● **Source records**

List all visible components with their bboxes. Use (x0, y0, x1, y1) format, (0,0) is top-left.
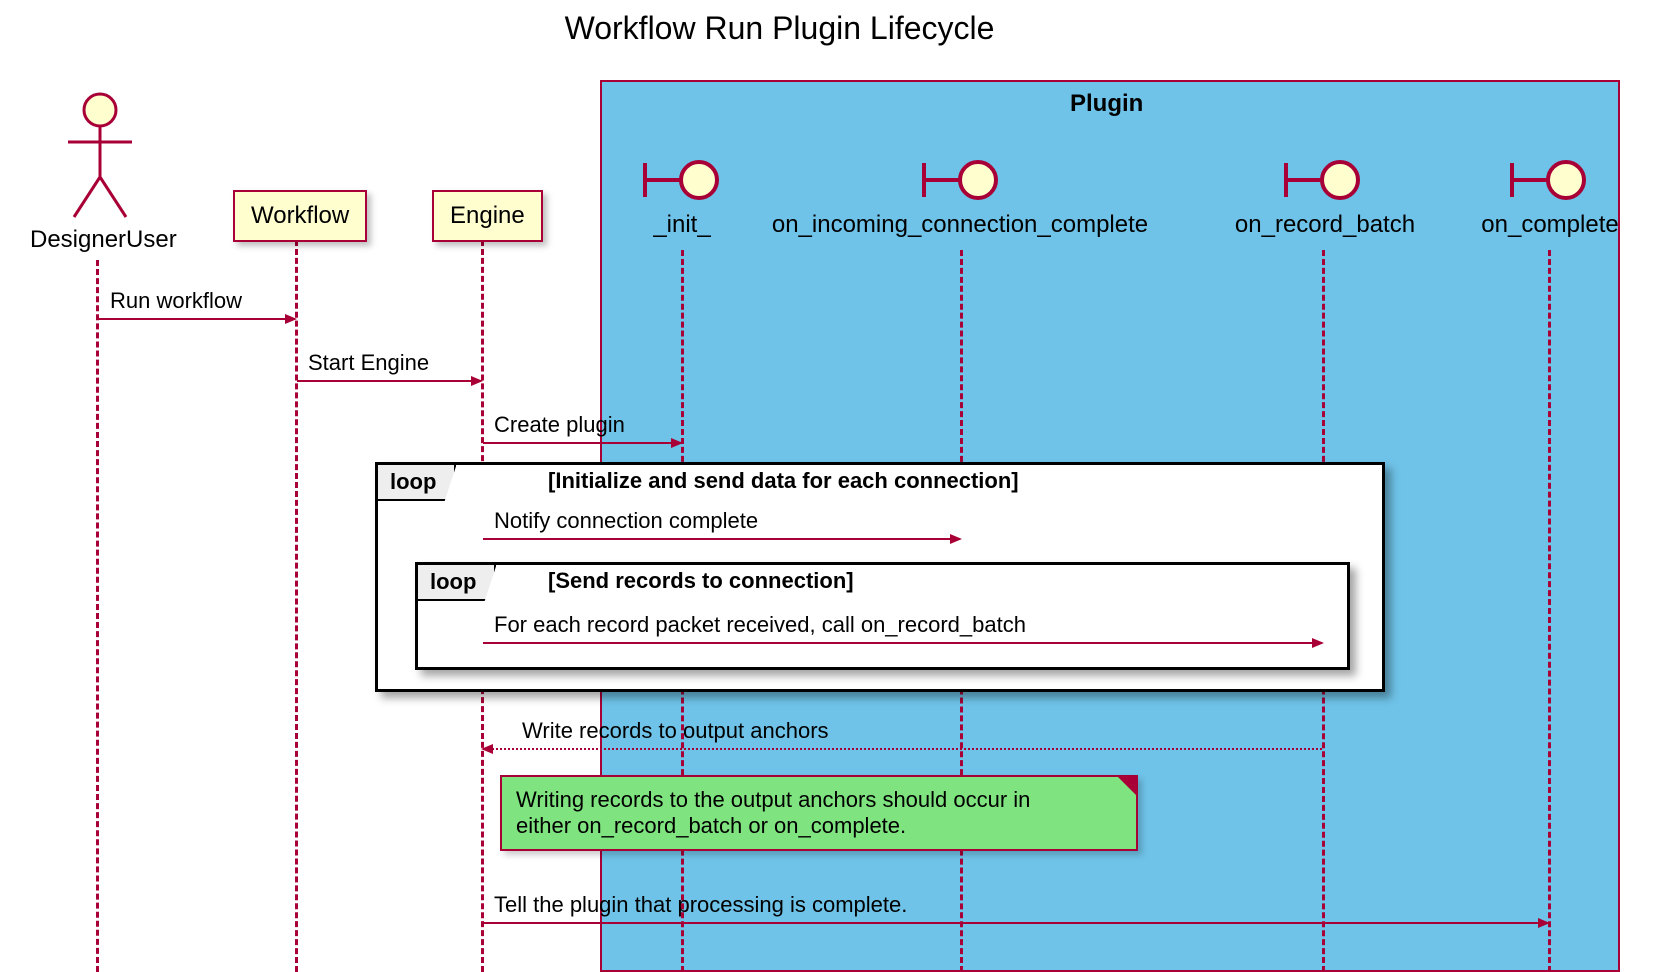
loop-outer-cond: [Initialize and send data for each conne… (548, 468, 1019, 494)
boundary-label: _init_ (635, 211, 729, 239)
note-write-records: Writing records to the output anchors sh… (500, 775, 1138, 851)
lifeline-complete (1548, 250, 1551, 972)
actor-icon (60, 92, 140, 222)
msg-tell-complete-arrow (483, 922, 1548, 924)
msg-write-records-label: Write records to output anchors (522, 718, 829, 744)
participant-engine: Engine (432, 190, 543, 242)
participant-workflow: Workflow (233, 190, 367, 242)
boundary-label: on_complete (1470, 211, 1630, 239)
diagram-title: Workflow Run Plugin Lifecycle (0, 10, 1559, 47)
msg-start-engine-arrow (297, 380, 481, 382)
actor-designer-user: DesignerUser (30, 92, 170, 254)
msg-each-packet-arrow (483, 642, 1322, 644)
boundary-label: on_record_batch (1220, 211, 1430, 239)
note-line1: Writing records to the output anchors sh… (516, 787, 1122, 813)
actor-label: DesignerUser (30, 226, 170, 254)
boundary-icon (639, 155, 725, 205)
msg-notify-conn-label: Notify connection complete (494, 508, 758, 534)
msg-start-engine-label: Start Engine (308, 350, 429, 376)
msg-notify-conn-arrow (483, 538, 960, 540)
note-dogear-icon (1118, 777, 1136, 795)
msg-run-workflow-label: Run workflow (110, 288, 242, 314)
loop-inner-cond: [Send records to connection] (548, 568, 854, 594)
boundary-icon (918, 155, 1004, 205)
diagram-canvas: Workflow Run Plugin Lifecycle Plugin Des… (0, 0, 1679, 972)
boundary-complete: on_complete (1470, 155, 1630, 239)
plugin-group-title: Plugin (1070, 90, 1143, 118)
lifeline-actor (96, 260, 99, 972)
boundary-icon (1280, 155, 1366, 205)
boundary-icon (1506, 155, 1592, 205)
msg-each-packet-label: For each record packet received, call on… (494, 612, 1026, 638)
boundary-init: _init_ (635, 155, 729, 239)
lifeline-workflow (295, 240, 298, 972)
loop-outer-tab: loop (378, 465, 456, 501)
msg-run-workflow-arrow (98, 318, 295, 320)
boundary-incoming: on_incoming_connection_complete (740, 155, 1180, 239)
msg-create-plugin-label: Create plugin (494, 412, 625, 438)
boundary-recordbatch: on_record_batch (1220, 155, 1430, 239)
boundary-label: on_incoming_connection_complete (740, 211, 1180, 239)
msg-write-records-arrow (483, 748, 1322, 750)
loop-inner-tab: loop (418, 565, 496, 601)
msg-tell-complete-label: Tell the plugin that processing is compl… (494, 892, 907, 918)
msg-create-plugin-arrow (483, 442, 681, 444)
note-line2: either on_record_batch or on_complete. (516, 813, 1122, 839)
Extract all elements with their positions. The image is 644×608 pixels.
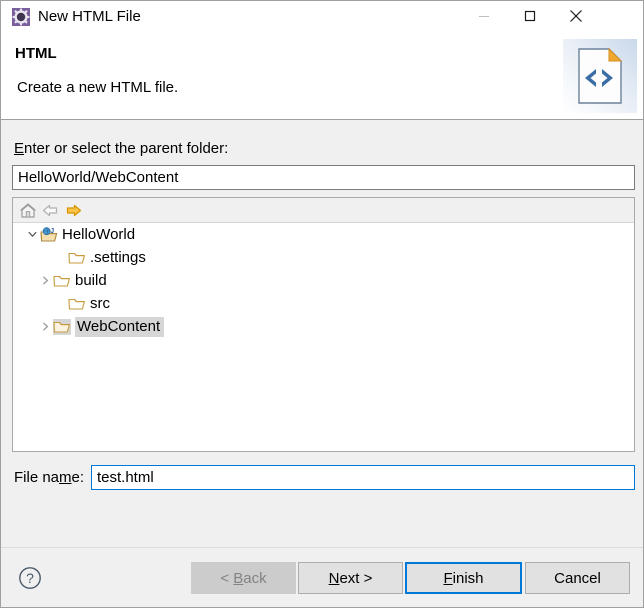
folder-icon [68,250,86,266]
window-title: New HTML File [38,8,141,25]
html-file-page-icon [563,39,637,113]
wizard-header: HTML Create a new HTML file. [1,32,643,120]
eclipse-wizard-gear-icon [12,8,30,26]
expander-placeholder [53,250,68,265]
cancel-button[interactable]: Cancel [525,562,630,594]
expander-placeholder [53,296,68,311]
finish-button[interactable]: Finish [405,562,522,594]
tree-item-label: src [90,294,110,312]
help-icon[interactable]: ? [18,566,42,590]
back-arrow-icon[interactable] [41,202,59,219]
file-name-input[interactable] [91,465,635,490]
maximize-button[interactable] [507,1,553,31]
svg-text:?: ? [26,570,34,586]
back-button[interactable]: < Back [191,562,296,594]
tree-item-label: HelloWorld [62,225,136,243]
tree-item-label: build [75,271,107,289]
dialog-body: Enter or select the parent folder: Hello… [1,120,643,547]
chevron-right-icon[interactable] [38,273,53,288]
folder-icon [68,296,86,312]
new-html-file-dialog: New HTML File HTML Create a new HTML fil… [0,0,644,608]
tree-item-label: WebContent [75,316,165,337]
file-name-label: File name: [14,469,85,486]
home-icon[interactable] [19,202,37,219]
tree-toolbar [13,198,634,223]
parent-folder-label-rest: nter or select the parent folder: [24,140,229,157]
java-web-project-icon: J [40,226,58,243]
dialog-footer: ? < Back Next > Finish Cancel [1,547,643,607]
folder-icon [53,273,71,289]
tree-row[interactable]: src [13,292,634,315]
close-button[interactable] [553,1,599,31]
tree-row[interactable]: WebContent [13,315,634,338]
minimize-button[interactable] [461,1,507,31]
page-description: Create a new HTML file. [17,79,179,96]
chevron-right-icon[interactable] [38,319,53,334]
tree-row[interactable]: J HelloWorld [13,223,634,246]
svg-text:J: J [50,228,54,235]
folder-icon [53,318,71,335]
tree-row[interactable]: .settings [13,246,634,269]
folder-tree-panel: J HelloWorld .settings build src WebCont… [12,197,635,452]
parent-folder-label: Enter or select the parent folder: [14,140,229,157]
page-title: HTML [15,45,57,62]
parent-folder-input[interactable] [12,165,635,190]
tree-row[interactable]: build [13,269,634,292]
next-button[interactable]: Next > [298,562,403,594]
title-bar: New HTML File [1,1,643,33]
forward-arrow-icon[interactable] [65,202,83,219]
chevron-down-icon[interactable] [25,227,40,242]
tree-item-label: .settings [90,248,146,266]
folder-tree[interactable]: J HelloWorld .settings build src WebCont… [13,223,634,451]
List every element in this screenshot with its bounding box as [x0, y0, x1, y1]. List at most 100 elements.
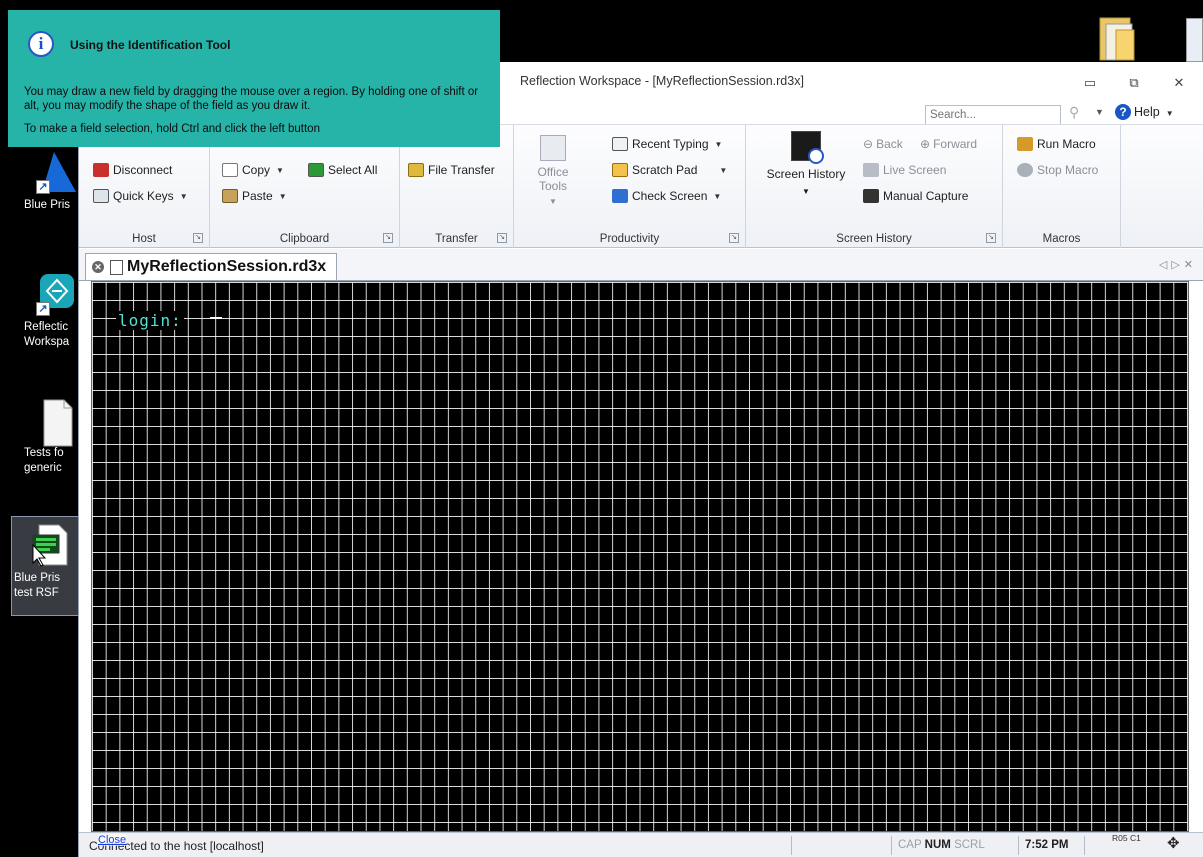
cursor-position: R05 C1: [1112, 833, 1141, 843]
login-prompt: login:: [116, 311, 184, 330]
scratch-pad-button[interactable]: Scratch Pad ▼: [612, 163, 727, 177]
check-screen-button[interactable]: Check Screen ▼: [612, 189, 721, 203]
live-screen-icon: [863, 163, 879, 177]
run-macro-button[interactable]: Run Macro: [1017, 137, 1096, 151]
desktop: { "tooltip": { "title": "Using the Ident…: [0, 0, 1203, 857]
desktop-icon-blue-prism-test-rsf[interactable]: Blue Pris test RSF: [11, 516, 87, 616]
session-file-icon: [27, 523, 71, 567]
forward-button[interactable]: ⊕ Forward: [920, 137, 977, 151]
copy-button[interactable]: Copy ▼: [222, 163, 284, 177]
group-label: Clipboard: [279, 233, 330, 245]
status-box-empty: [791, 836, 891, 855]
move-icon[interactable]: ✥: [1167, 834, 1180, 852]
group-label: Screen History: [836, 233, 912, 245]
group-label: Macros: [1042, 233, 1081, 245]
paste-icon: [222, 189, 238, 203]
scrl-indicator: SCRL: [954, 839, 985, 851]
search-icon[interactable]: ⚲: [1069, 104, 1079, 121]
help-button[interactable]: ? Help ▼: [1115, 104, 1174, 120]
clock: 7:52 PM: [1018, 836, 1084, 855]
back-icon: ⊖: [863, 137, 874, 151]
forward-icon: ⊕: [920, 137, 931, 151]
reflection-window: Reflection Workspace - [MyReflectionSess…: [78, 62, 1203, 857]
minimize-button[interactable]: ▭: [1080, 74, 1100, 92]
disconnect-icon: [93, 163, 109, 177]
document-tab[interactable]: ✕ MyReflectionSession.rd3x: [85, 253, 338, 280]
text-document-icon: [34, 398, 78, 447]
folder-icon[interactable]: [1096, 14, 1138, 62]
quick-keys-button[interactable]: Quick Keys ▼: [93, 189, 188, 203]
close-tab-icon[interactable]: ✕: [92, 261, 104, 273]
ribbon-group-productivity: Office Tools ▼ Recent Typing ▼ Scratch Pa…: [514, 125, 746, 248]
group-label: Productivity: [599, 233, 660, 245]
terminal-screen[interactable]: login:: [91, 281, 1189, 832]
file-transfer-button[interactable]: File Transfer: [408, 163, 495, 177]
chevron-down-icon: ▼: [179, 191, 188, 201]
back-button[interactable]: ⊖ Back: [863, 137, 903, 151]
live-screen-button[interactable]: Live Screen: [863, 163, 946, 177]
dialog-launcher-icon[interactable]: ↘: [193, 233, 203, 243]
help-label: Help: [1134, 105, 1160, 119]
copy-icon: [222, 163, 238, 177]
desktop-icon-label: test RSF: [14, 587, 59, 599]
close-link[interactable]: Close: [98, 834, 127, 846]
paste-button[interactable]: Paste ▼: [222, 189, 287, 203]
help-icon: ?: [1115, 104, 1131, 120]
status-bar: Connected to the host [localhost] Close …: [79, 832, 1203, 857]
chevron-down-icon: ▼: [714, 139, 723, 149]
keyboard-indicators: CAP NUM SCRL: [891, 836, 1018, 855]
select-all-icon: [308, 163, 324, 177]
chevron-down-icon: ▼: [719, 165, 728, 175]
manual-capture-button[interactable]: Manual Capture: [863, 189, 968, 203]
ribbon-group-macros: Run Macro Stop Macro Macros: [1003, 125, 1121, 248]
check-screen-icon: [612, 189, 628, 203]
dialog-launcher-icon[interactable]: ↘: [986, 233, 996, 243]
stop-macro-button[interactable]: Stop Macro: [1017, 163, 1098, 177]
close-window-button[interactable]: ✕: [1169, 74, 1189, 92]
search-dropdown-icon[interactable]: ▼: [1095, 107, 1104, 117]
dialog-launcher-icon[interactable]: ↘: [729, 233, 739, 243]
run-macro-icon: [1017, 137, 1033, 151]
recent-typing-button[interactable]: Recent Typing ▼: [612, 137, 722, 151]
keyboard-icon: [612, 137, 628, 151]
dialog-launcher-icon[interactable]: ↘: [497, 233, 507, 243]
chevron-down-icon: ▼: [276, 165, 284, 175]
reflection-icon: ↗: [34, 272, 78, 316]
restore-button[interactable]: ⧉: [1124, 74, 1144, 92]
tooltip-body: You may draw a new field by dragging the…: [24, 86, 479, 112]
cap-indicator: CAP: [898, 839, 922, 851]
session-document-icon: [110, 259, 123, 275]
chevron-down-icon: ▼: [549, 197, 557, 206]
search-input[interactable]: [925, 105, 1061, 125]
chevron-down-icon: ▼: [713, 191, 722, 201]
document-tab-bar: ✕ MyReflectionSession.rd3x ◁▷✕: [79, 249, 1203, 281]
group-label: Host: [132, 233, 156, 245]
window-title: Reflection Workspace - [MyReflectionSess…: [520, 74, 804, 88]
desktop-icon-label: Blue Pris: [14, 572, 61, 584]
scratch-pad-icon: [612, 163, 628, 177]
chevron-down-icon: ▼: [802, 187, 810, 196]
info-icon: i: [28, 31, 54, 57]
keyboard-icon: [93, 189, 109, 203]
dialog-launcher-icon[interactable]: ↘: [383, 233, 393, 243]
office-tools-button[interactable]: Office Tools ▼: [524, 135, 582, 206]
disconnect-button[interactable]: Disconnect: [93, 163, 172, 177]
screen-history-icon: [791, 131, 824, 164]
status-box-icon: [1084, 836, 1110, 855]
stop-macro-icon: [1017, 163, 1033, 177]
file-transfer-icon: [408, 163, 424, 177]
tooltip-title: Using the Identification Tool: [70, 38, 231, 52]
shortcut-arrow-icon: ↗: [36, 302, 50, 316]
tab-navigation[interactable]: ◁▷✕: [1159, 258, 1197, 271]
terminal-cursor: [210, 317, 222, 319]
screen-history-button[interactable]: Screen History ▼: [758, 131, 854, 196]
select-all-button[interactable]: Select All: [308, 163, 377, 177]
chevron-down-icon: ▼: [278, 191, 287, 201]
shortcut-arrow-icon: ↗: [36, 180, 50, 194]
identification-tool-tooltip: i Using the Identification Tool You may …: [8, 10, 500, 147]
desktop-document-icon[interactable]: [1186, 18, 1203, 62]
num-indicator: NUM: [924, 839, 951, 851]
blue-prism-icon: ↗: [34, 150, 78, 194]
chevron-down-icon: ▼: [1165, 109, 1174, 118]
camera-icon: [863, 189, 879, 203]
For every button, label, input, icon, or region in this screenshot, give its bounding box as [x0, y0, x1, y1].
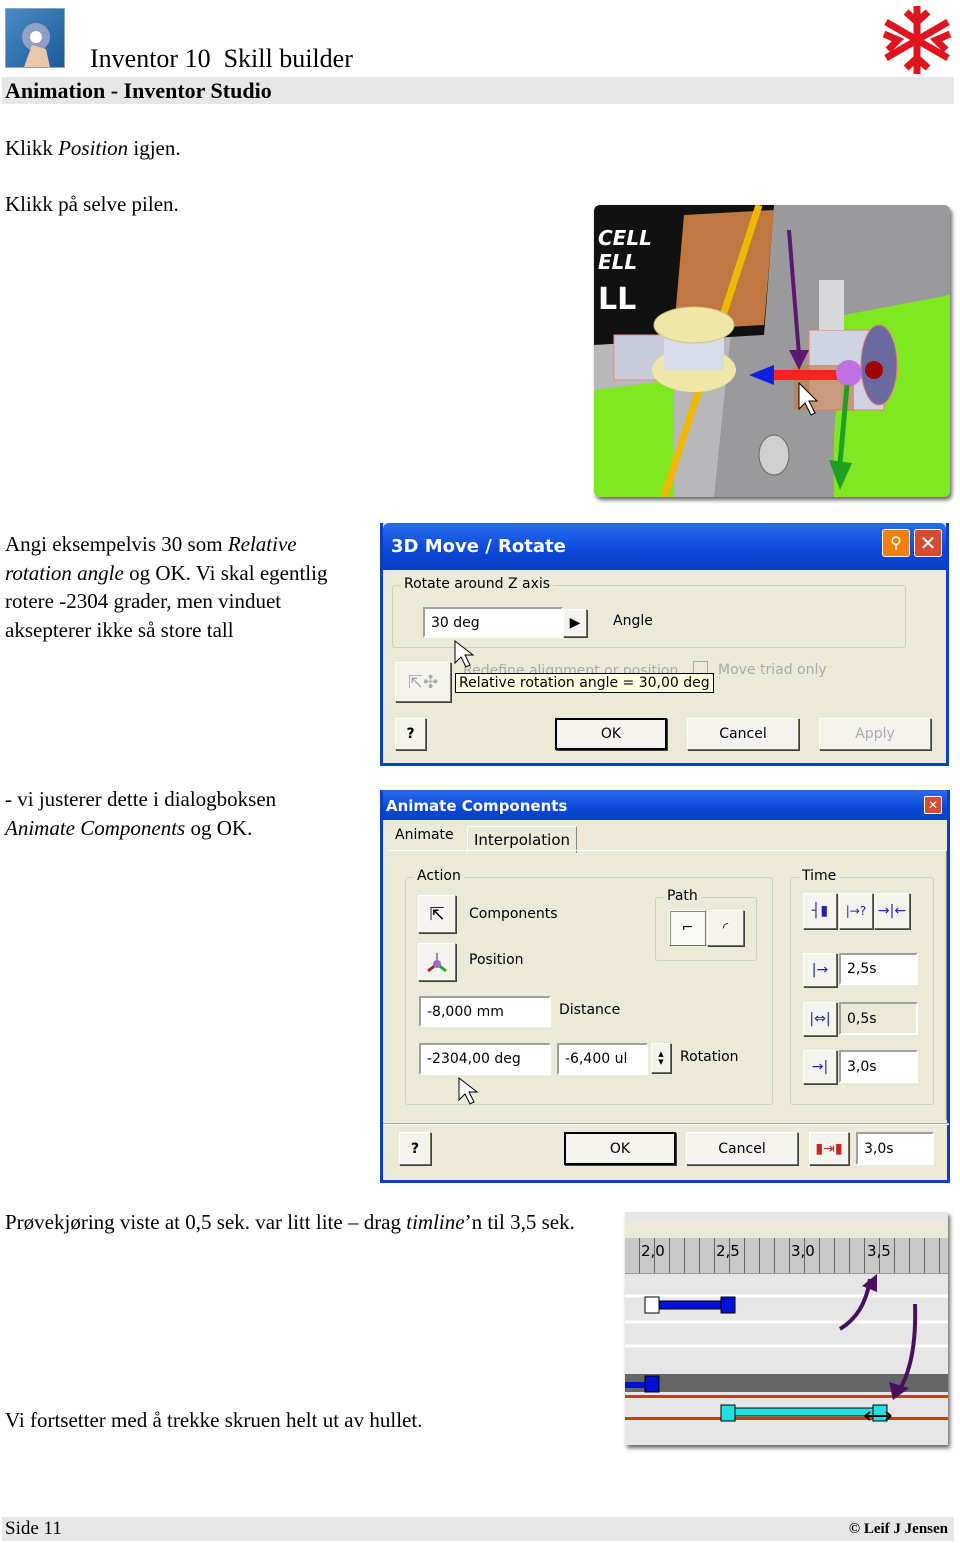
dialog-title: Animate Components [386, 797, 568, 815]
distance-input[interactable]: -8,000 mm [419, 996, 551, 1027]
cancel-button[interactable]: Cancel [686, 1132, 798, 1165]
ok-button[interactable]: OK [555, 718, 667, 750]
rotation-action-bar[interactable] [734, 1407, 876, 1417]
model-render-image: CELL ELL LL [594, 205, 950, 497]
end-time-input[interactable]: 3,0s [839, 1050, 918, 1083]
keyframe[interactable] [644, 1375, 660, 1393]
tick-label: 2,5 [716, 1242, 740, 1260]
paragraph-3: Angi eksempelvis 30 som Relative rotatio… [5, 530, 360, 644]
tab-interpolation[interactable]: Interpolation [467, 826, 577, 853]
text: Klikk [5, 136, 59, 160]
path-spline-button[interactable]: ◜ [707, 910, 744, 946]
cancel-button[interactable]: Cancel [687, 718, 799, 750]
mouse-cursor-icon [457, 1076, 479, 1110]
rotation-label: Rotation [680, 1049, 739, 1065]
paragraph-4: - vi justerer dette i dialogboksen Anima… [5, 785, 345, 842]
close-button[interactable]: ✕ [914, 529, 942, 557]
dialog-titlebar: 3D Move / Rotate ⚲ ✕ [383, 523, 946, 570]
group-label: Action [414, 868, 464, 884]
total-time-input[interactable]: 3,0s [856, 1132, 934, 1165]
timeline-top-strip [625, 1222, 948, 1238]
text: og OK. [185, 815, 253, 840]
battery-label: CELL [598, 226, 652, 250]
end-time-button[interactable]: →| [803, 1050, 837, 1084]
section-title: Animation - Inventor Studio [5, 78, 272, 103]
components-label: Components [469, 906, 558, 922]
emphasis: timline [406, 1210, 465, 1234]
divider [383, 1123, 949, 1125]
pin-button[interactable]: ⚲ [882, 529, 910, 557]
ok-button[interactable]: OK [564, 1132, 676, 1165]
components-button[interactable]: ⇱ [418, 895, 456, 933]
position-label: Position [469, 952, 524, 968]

● **What this task involves**
Starting at the line of the source records that contains "cursor-position: R05 C1: [1112, 833, 1141, 843]" and ending after the line that contains "clock: 7:52 PM: [1018, 836, 1084, 855]", output every line in that range as a Markdown table with the columns "Row" and "Record line". Leave out any blank lines.

● **Result for this exercise**
| Row | Record line |
|---|---|
| 1 | cursor-position: R05 C1: [1112, 833, 1141, 843] |
| 2 | login-prompt: login:: [116, 311, 184, 330] |
| 3 | scratch-pad-button[interactable]: Scratch Pad ▼: [612, 163, 727, 177] |
| 4 | check-screen-button[interactable]: Check Screen ▼: [612, 189, 721, 203] |
| 5 | live-screen-icon: [863, 163, 879, 177] |
| 6 | run-macro-button[interactable]: Run Macro: [1017, 137, 1096, 151] |
| 7 | desktop: { "tooltip": { "title": "Using the Ident…: [0, 0, 1203, 857] |
| 8 | desktop-icon-blue-prism-test-rsf[interactable]: Blue Pris test RSF: [11, 516, 87, 616] |
| 9 | session-file-icon: [27, 523, 71, 567] |
| 10 | forward-button[interactable]: ⊕ Forward: [920, 137, 977, 151] |
| 11 | copy-button[interactable]: Copy ▼: [222, 163, 284, 177] |
| 12 | group-label: Clipboard: [279, 233, 330, 245] |
| 13 | status-box-empty: [791, 836, 891, 855] |
| 14 | move-icon[interactable]: ✥: [1167, 834, 1180, 852] |
| 15 | group-label: Screen History: [836, 233, 912, 245] |
| 16 | group-label: Macros: [1042, 233, 1081, 245] |
| 17 | paste-icon: [222, 189, 238, 203] |
| 18 | scrl-indicator: SCRL: [954, 839, 985, 851] |
| 19 | search-icon[interactable]: ⚲: [1069, 104, 1079, 121] |
| 20 | help-button[interactable]: ? Help ▼: [1115, 104, 1174, 120] |
| 21 | clock: 7:52 PM: [1018, 836, 1084, 855] |